Raw records
============================================================
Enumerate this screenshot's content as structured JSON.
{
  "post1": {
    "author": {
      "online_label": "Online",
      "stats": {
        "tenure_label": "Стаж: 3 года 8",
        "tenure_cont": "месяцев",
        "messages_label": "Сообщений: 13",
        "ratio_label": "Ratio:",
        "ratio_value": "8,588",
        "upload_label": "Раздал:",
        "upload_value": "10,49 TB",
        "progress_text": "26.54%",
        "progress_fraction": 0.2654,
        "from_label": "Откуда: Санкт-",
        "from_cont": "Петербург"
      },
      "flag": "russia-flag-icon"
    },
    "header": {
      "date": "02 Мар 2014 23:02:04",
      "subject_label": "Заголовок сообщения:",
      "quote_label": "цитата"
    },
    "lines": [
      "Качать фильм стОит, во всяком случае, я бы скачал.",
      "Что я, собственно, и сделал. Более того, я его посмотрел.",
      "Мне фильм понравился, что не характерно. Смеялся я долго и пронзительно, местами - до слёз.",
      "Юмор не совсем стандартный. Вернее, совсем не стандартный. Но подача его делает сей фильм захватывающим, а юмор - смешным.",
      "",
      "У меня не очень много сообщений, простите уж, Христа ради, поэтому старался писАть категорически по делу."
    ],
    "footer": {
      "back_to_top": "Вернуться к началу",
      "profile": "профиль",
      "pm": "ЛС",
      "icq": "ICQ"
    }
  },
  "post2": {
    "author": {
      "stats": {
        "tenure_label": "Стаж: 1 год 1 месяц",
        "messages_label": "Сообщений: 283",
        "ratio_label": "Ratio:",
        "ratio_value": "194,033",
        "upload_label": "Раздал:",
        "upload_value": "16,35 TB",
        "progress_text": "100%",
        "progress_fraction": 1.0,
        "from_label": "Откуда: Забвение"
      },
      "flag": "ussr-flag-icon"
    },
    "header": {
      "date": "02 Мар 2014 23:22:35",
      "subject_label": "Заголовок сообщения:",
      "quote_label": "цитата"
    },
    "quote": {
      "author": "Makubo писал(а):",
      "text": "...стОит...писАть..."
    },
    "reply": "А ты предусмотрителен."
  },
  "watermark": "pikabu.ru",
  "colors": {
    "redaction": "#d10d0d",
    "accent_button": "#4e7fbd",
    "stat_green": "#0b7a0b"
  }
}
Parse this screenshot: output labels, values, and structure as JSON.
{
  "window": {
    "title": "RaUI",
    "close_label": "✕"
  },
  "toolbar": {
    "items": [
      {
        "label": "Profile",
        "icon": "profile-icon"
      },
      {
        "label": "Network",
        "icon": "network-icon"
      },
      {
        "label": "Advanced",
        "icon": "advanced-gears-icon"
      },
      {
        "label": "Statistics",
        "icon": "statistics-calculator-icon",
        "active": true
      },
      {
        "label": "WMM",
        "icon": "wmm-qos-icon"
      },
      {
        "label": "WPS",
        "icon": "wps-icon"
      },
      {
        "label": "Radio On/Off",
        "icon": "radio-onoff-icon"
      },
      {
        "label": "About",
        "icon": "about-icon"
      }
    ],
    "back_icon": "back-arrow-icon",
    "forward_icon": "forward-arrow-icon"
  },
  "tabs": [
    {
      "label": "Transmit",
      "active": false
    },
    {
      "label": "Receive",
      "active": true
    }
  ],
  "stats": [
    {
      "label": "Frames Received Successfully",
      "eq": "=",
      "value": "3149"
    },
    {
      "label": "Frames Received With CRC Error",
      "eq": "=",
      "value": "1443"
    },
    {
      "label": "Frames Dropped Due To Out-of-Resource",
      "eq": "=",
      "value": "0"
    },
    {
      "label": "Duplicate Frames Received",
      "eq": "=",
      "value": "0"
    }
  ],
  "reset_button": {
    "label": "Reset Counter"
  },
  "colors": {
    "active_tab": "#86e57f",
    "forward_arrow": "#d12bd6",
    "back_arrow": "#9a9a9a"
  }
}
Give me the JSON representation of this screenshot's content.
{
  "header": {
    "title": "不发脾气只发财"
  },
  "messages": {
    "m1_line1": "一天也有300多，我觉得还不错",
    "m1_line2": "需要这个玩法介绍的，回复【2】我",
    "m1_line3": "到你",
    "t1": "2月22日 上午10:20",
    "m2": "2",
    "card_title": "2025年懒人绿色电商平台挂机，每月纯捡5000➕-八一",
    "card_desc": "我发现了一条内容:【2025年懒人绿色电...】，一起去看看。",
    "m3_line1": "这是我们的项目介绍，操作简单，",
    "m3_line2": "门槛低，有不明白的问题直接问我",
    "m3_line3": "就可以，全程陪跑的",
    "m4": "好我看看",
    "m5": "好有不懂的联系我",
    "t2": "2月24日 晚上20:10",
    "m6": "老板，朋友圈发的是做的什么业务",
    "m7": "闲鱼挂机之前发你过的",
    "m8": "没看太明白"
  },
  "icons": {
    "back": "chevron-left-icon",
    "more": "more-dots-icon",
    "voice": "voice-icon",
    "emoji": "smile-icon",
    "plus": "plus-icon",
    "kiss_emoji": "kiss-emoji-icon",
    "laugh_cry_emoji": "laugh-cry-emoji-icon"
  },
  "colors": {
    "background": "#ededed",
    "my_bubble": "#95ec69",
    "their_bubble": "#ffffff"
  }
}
============================================================
What to do:
Go over the data above and copy every line that has the word "JSON" in it.

Written response:
Enumerate this screenshot's content as structured JSON.
Parse this screenshot: output labels, values, and structure as JSON.
Give me the JSON representation of this screenshot's content.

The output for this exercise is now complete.